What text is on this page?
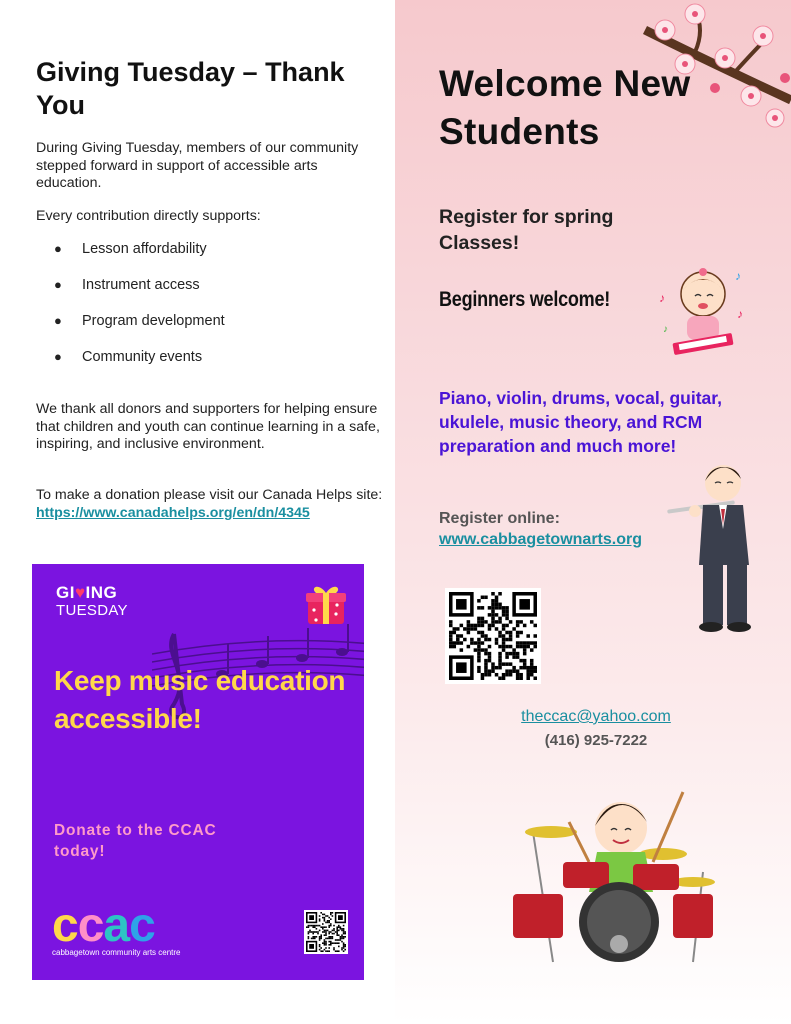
Giving Tuesday – Thank You

During Giving Tuesday, members of our community stepped forward in support of accessible arts education.

Every contribution directly supports:

● Lesson affordability
● Instrument access
● Program development
● Community events

We thank all donors and supporters for helping ensure that children and youth can continue learning in a safe, inspiring, and inclusive environment.

To make a donation please visit our Canada Helps site: https://www.canadahelps.org/en/dn/4345

GI♥ING
TUESDAY
Keep music education accessible!
Donate to the CCAC today!
ccac
cabbagetown community arts centre
Welcome New Students
Register for spring Classes!
Beginners welcome!	♪
♪
♪
♪
Piano, violin, drums, vocal, guitar, ukulele, music theory, and RCM preparation and much more!
Register online:
www.cabbagetownarts.org
theccac@yahoo.com
(416) 925-7222
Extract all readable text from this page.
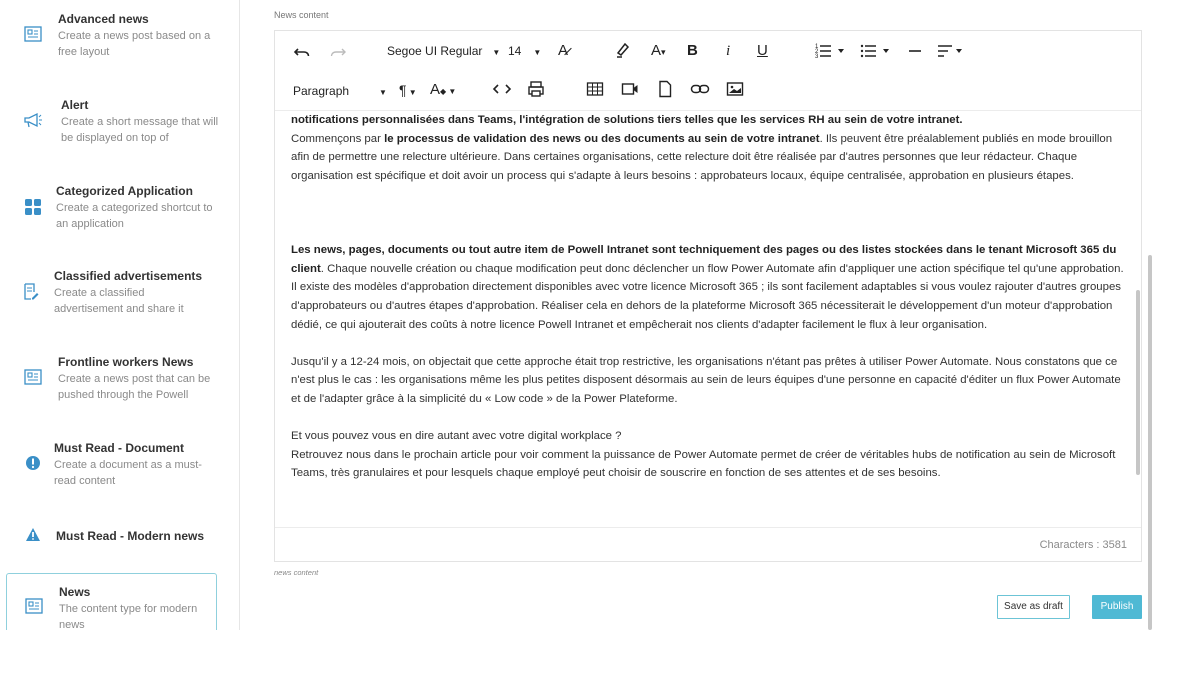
Advanced news
Create a news post based on a free layout
Alert
Create a short message that will be displayed on top of
Categorized Application
Create a categorized shortcut to an application
Classified advertisements
Create a classified advertisement and share it
Frontline workers News
Create a news post that can be pushed through the Powell
Must Read - Document
Create a document as a must-read content
Must Read - Modern news
News
The content type for modern news
News content
Segoe UI Regular ▼ 14 ▼ A̷	A▾ B i U	1
2
3
Paragraph	▼ ¶ ▼ A◆ ▼

notifications personnalisées dans Teams, l'intégration de solutions tiers telles que les services RH au sein de votre intranet.

Commençons par le processus de validation des news ou des documents au sein de votre intranet. Ils peuvent être préalablement publiés en mode brouillon afin de permettre une relecture ultérieure. Dans certaines organisations, cette relecture doit être réalisée par d'autres personnes que leur rédacteur. Chaque organisation est spécifique et doit avoir un process qui s'adapte à leurs besoins : approbateurs locaux, équipe centralisée, approbation en plusieurs étapes.

Les news, pages, documents ou tout autre item de Powell Intranet sont techniquement des pages ou des listes stockées dans le tenant Microsoft 365 du client. Chaque nouvelle création ou chaque modification peut donc déclencher un flow Power Automate afin d'appliquer une action spécifique tel qu'une approbation. Il existe des modèles d'approbation directement disponibles avec votre licence Microsoft 365 ; ils sont facilement adaptables si vous voulez rajouter d'autres groupes d'approbateurs ou d'autres étapes d'approbation. Réaliser cela en dehors de la plateforme Microsoft 365 nécessiterait le développement d'un moteur d'approbation dédié, ce qui ajouterait des coûts à notre licence Powell Intranet et empêcherait nos clients d'adapter facilement le flux à leur organisation.

Jusqu'il y a 12-24 mois, on objectait que cette approche était trop restrictive, les organisations n'étant pas prêtes à utiliser Power Automate. Nous constatons que ce n'est plus le cas : les organisations même les plus petites disposent désormais au sein de leurs équipes d'une personne en capacité d'éditer un flux Power Automate et de l'adapter grâce à la simplicité du « Low code » de la Power Plateforme.

Et vous pouvez vous en dire autant avec votre digital workplace ?

Retrouvez nous dans le prochain article pour voir comment la puissance de Power Automate permet de créer de véritables hubs de notification au sein de Microsoft Teams, très granulaires et pour lesquels chaque employé peut choisir de souscrire en fonction de ses attentes et de ses besoins.

Characters : 3581
news content
Save as draft	Publish
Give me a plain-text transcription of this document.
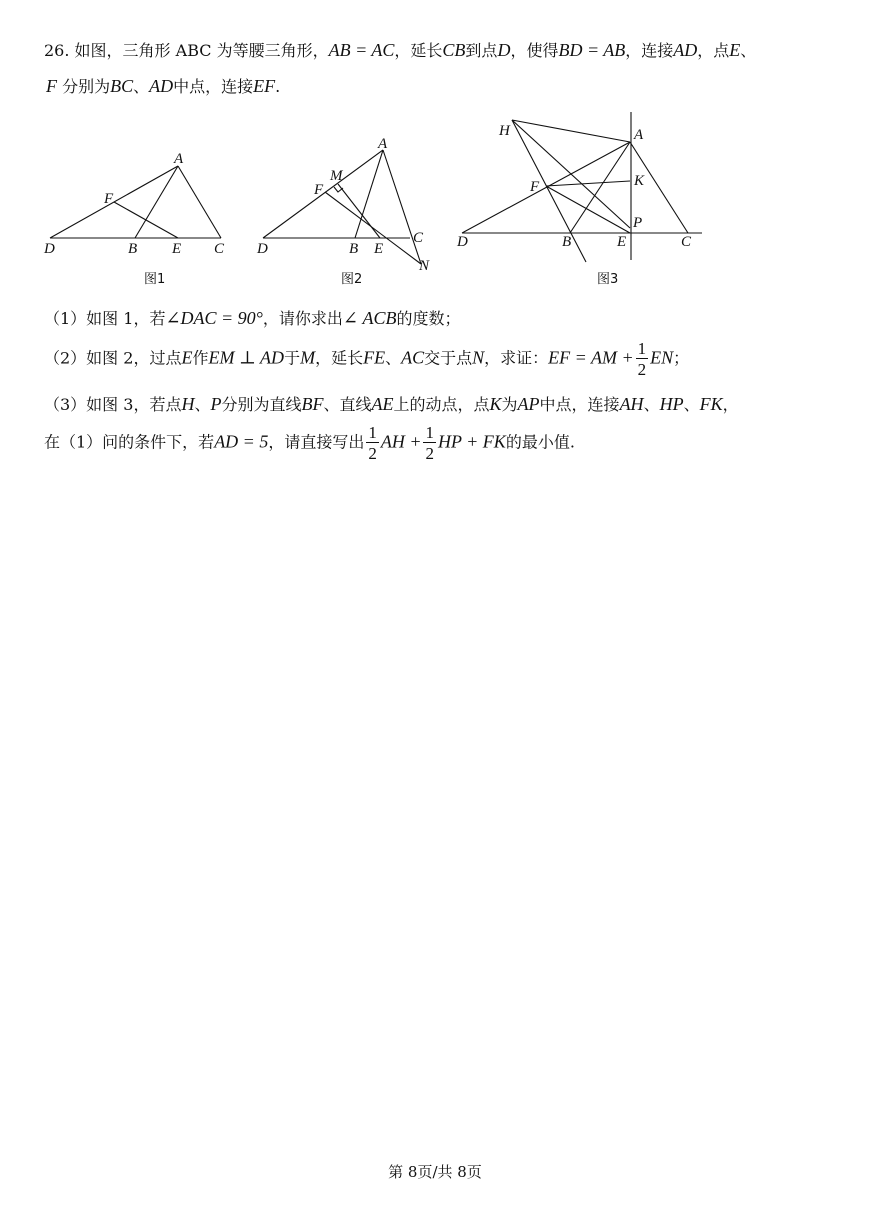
26. 如图，三角形 ABC 为等腰三角形，AB = AC，延长CB到点D，使得BD = AB，连接AD，点E、
F 分别为BC、AD中点，连接EF.
A
F
D	B E C
图1
A
M
F
D	B E
C
N
图2
H	A
F	K
P
D	B	E	C
图3
（1）如图 1，若∠DAC = 90°，请你求出∠ ACB的度数；
（2）如图 2，过点E作EM ⊥ AD于M，延长FE、AC交于点N，求证：EF = AM + $\frac{1}{2}$ EN；
（3）如图 3，若点H、P分别为直线BF、直线AE上的动点，点K为AP中点，连接AH、HP、FK，
在（1）问的条件下，若AD = 5，请直接写出 $\frac{1}{2}$ AH + $\frac{1}{2}$ HP + FK的最小值.
第 8页/共 8页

- - -

Goal >> Select every line above that contains the word "education", and copy it.

Full answer >>
During Giving Tuesday, members of our community stepped forward in support of accessible arts education.
Keep music education accessible!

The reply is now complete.